■ TASK TO CARRY OUT ■
In the listing below, find every line with the string "rest" and pull it out.

---- GIVEN DATA

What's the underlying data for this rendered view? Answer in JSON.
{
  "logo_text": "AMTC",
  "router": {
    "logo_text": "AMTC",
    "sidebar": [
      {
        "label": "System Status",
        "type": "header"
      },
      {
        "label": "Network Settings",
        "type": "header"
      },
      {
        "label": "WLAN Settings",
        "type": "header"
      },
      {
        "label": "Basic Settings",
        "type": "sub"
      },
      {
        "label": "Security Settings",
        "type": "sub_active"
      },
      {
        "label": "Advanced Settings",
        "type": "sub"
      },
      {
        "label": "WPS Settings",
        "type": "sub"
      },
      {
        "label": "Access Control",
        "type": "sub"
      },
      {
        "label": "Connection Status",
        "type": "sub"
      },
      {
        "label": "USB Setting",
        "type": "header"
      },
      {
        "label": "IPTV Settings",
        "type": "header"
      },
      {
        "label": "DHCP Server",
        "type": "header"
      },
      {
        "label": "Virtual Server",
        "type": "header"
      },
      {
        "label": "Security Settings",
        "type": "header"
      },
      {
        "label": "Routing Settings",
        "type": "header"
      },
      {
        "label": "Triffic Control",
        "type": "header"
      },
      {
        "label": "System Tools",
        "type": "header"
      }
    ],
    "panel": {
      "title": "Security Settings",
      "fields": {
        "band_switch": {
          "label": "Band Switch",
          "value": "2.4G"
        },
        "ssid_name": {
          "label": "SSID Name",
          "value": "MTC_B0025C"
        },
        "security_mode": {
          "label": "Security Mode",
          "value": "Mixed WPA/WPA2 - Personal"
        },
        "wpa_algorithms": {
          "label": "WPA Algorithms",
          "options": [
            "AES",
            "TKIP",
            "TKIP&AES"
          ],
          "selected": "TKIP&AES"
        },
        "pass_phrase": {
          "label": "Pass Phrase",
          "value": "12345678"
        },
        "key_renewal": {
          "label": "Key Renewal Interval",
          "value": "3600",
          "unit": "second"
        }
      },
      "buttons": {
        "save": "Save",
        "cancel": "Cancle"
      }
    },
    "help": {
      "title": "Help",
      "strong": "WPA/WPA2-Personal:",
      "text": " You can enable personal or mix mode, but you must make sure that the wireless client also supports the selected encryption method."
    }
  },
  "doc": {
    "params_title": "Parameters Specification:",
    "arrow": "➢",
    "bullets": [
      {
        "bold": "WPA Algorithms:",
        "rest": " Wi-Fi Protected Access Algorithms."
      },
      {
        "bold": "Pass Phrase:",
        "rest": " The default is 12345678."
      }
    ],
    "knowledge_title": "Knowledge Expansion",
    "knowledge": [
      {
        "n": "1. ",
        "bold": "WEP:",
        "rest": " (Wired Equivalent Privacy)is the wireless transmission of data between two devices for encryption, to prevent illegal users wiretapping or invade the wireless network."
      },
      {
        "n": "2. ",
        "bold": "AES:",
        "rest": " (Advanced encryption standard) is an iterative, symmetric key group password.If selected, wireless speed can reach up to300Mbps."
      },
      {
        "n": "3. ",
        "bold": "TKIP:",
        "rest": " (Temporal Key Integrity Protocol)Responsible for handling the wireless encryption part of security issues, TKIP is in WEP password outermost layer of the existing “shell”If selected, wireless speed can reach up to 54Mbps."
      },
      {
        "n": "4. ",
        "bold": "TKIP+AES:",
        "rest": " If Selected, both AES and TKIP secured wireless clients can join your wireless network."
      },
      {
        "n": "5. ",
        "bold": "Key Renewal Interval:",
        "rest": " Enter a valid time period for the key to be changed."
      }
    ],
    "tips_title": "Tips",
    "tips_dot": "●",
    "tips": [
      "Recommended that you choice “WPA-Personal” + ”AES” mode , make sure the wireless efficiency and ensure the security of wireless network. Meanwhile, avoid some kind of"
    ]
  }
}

--------
---- GIVEN DATA

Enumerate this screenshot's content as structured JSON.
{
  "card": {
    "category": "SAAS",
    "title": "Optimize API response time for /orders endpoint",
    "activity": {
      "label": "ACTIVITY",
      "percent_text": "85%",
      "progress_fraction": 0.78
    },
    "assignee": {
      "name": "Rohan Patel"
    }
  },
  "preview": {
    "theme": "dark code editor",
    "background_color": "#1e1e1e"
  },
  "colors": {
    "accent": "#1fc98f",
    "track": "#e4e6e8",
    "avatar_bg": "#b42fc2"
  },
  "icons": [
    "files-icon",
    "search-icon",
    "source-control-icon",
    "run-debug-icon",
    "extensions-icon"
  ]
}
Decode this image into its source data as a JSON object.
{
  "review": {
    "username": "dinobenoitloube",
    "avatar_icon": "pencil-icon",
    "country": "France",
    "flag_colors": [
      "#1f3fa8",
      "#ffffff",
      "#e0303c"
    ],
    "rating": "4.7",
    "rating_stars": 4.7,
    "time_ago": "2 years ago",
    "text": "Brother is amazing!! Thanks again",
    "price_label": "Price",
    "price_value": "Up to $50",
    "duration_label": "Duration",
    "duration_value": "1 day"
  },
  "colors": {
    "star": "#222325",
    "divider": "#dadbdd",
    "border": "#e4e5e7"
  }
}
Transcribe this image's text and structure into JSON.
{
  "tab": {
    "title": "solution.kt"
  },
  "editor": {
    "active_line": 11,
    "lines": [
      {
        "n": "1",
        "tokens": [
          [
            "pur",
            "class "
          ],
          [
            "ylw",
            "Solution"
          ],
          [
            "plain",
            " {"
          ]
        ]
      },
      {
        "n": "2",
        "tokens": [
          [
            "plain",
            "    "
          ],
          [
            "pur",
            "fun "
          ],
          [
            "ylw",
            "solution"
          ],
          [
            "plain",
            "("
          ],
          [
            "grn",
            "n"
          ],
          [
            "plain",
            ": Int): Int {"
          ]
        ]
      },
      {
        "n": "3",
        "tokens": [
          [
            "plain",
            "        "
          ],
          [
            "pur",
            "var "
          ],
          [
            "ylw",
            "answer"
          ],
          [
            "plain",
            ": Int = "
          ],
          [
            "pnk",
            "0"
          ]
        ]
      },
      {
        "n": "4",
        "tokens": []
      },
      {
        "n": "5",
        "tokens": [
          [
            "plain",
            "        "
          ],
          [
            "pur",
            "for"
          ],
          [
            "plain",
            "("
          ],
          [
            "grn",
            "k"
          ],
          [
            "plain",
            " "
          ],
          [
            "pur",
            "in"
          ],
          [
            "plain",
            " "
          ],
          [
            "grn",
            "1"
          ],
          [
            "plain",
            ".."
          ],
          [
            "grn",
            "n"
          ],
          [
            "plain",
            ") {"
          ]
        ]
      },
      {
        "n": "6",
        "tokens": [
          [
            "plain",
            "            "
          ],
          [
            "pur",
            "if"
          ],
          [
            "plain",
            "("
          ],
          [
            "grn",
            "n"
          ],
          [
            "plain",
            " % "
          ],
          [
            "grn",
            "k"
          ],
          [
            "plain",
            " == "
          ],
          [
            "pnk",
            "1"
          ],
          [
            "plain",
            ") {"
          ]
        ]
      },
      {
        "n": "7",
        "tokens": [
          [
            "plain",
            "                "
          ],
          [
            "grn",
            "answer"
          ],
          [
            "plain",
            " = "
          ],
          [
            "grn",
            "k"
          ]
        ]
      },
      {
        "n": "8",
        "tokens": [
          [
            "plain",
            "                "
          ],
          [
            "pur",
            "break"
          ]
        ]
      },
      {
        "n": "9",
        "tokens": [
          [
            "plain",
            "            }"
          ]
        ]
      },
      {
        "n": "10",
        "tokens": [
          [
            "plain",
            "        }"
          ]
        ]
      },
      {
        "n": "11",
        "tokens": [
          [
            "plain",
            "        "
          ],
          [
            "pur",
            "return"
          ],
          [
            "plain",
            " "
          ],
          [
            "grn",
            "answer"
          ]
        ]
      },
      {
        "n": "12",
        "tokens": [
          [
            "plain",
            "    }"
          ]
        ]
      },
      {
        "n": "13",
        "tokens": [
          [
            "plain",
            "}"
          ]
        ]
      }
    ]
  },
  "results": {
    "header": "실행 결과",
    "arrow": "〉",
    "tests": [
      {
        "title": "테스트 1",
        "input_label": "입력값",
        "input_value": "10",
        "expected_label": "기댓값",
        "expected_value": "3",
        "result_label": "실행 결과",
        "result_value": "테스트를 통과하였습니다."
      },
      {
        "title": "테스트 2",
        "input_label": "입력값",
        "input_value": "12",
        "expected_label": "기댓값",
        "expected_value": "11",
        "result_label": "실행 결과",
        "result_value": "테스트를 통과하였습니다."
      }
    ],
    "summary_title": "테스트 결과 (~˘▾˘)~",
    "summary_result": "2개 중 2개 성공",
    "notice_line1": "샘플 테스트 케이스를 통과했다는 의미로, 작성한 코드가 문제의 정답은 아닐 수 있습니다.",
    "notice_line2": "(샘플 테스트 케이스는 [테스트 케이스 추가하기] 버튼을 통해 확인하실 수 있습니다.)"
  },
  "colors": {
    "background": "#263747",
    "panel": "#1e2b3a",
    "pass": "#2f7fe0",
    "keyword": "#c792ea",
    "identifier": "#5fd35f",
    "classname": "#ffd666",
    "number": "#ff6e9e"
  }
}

--------

■ REPLY TO THE EXERCISE ■
        "rest": " Wi-Fi Protected Access Algorithms."
        "rest": " The default is 12345678."
        "rest": " (Wired Equivalent Privacy)is the wireless transmission of data between two devices for encryption, to prevent illegal users wiretapping or invade the wireless network."
        "rest": " (Advanced encryption standard) is an iterative, symmetric key group password.If selected, wireless speed can reach up to300Mbps."
        "rest": " (Temporal Key Integrity Protocol)Responsible for handling the wireless encryption part of security issues, TKIP is in WEP password outermost layer of the existing “shell”If selected, wireless speed can reach up to 54Mbps."
        "rest": " If Selected, both AES and TKIP secured wireless clients can join your wireless network."
        "rest": " Enter a valid time period for the key to be changed."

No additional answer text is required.